**Challenge:**
Find the lines holding the word "screenshot" and collect them.
[start of Information shown]
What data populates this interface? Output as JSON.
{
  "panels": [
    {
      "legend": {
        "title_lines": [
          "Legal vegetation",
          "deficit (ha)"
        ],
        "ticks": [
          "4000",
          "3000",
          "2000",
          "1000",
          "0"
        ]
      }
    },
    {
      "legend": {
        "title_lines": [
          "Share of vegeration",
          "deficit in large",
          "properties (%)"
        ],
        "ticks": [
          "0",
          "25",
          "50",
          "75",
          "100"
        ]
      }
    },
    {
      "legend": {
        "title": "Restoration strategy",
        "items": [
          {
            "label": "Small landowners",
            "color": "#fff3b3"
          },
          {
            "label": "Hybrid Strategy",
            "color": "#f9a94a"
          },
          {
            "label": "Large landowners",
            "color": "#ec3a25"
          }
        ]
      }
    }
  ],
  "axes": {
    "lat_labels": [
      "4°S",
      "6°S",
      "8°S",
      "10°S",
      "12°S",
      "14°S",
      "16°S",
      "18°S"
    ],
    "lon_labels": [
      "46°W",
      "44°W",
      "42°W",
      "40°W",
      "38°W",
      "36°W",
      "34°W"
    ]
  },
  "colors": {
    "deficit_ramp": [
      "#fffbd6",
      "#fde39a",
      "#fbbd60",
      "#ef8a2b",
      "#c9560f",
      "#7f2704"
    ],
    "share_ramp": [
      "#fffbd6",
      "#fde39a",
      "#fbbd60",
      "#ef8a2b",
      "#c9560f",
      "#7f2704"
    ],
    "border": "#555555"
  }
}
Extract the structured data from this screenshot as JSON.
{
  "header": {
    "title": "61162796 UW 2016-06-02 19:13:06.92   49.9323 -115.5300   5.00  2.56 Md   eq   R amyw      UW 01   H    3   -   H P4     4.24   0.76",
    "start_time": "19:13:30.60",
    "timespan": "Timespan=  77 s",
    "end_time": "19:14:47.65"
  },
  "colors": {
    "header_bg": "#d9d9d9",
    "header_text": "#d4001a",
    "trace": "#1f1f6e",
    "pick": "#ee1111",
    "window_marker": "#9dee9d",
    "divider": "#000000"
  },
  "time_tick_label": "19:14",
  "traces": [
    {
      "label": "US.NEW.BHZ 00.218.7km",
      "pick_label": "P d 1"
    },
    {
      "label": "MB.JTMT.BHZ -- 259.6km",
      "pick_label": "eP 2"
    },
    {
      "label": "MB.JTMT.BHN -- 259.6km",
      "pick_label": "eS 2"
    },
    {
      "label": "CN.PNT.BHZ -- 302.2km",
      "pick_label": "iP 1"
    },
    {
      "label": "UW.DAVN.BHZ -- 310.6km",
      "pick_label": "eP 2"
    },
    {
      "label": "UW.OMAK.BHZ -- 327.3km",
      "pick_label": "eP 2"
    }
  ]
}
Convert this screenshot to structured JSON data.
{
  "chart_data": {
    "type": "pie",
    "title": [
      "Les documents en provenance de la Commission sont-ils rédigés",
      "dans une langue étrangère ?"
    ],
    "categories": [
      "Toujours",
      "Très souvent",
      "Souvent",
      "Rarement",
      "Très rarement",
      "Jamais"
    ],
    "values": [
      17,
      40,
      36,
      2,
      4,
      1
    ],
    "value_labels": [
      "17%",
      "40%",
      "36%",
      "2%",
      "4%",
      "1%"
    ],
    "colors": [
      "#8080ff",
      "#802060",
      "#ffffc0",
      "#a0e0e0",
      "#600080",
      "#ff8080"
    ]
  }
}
[end of Information shown]
**Solved exercise:**
Extract the structured data from this screenshot as JSON.
Convert this screenshot to structured JSON data.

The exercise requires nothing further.